* **Consegna**
Aggiorna il testo di studio da "Nell’ultima settimana il" a "nel prossimo Parlamento." e riscrivi questo brano mettendo "10 dicembre" al posto di "3 dicembre".

* **Testo di studio**
========================

Nell’ultima settimana il dibattito tra le organizzazioni della sinistra in preparazione delle prossime elezioni politiche ha subito significativi mutamenti, mostrando la possibilità di un nuovo quadro politico e di raggruppamento delle forze esistenti.

  1. Mdp, Sinistra Italiana e Possibile nell’assemblea del 3 dicembre definiranno il loro progetto politico ed elettorale del tutto moderato ed interno al sistema, diretto da quelle stesse forze che hanno gestito per lunghi anni le politiche del liberismo capitalista. Respingono oggi, per ragioni di credibilità politica nelle elezioni, ogni alleanza col Pd, ma lasciano aperta questa strada nel prossimo Parlamento.
  2. Dall’assemblea svoltasi al teatro Italia il 18 novembre a Roma (con una forte partecipazione di giovani e meno giovani)  è emersa una sfida rivolta agli stessi presenti e alle forze politiche e sociali della sinistra di classe. Convocata in pochi giorni dopo il fallimento dell’operazione del Brancaccio l’assemblea organizzata dal collettivo ex OPG “Je so’ pazzo” di Napoli, per discutere della possibilità di presentazione di una lista per le prossime elezioni politiche nazionali, è stata un successo numerico e politico. Ne diamo un giudizio positivo. L’assemblea ha messo insieme chi non accetta la realtà esistente e vuole provare ad invertire i pessimi rapporti di forza, sui luoghi di lavoro e nei territori, che si sono determinati con venti anni di politiche liberiste messe in atto da governi di centrodestra come di centrosinistra e la subordinazione delle burocrazie sindacali a queste scelte.

========================

* **Voci estratte**

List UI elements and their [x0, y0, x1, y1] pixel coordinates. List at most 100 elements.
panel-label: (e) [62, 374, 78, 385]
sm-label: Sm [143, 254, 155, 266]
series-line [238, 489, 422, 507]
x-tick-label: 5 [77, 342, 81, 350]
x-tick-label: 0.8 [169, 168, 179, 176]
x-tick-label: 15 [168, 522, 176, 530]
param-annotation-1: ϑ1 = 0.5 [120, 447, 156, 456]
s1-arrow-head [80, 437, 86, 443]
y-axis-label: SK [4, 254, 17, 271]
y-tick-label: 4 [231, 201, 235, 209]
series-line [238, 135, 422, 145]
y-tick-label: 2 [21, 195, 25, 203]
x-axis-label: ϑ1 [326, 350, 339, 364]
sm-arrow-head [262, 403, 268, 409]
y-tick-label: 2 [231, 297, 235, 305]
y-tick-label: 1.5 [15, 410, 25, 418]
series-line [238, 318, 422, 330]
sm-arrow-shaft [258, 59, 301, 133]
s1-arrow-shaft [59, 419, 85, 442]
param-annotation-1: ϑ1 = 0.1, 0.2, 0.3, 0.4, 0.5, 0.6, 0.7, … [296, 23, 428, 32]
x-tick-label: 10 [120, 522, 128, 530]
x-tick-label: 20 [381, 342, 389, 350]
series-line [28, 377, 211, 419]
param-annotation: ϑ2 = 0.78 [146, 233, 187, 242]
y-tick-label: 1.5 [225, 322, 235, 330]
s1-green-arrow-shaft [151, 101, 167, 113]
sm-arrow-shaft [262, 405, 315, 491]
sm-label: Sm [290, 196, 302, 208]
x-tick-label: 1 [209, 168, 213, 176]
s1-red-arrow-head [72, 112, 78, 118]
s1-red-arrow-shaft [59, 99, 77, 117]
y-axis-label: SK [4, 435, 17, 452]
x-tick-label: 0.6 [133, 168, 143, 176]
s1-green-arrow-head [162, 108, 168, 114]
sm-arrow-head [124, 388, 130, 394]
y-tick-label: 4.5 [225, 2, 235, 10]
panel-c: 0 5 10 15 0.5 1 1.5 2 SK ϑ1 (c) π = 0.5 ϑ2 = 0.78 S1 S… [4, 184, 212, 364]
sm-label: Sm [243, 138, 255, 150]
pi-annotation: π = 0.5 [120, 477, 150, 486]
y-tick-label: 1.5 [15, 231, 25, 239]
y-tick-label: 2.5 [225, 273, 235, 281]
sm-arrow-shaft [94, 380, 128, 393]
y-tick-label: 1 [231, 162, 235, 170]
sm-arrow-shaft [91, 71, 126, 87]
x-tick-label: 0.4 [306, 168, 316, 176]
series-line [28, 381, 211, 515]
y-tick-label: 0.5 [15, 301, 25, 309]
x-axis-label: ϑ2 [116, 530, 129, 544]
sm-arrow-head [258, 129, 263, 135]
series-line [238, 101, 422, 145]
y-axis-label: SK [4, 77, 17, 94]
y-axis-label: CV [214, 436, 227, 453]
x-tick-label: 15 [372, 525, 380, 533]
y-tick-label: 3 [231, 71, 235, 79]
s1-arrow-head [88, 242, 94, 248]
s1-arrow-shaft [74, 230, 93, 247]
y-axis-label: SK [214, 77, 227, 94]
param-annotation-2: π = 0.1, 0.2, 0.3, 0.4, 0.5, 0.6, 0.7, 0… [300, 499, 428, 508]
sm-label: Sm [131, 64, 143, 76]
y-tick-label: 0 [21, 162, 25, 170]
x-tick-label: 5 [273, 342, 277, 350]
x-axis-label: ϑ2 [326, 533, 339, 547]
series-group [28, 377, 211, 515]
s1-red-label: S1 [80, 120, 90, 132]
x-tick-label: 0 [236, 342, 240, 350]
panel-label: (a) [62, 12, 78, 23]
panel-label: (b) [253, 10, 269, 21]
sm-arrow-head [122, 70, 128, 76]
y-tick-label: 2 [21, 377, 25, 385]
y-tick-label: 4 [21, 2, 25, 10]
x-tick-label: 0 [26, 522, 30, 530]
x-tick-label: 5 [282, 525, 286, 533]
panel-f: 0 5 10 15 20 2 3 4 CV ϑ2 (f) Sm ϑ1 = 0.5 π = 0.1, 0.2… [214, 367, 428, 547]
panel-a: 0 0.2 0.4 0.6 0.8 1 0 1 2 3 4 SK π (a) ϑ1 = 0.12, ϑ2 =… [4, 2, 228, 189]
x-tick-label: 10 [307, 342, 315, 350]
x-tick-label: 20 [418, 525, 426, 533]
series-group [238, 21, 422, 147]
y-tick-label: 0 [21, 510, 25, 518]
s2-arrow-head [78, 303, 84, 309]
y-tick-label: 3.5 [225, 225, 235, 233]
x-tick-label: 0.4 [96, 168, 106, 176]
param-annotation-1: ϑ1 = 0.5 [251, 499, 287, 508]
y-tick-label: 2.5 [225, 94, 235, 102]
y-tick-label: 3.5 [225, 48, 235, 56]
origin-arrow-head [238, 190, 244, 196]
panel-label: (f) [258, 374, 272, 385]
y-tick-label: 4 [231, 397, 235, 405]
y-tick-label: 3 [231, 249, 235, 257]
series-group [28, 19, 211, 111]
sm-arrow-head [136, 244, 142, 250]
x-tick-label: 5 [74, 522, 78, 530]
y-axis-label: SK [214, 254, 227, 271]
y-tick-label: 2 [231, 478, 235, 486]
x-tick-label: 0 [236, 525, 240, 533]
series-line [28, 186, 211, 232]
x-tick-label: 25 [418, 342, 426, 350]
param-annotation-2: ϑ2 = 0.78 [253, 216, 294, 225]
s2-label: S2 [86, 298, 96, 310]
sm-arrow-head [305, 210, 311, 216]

========================

* **Risultato dell'esercizio**
Nell’ultima settimana il dibattito tra le organizzazioni della sinistra in preparazione delle prossime elezioni politiche ha subito significativi mutamenti, mostrando la possibilità di un nuovo quadro politico e di raggruppamento delle forze esistenti.

  1. Mdp, Sinistra Italiana e Possibile nell’assemblea del 10 dicembre definiranno il loro progetto politico ed elettorale del tutto moderato ed interno al sistema, diretto da quelle stesse forze che hanno gestito per lunghi anni le politiche del liberismo capitalista. Respingono oggi, per ragioni di credibilità politica nelle elezioni, ogni alleanza col Pd, ma lasciano aperta questa strada nel prossimo Parlamento.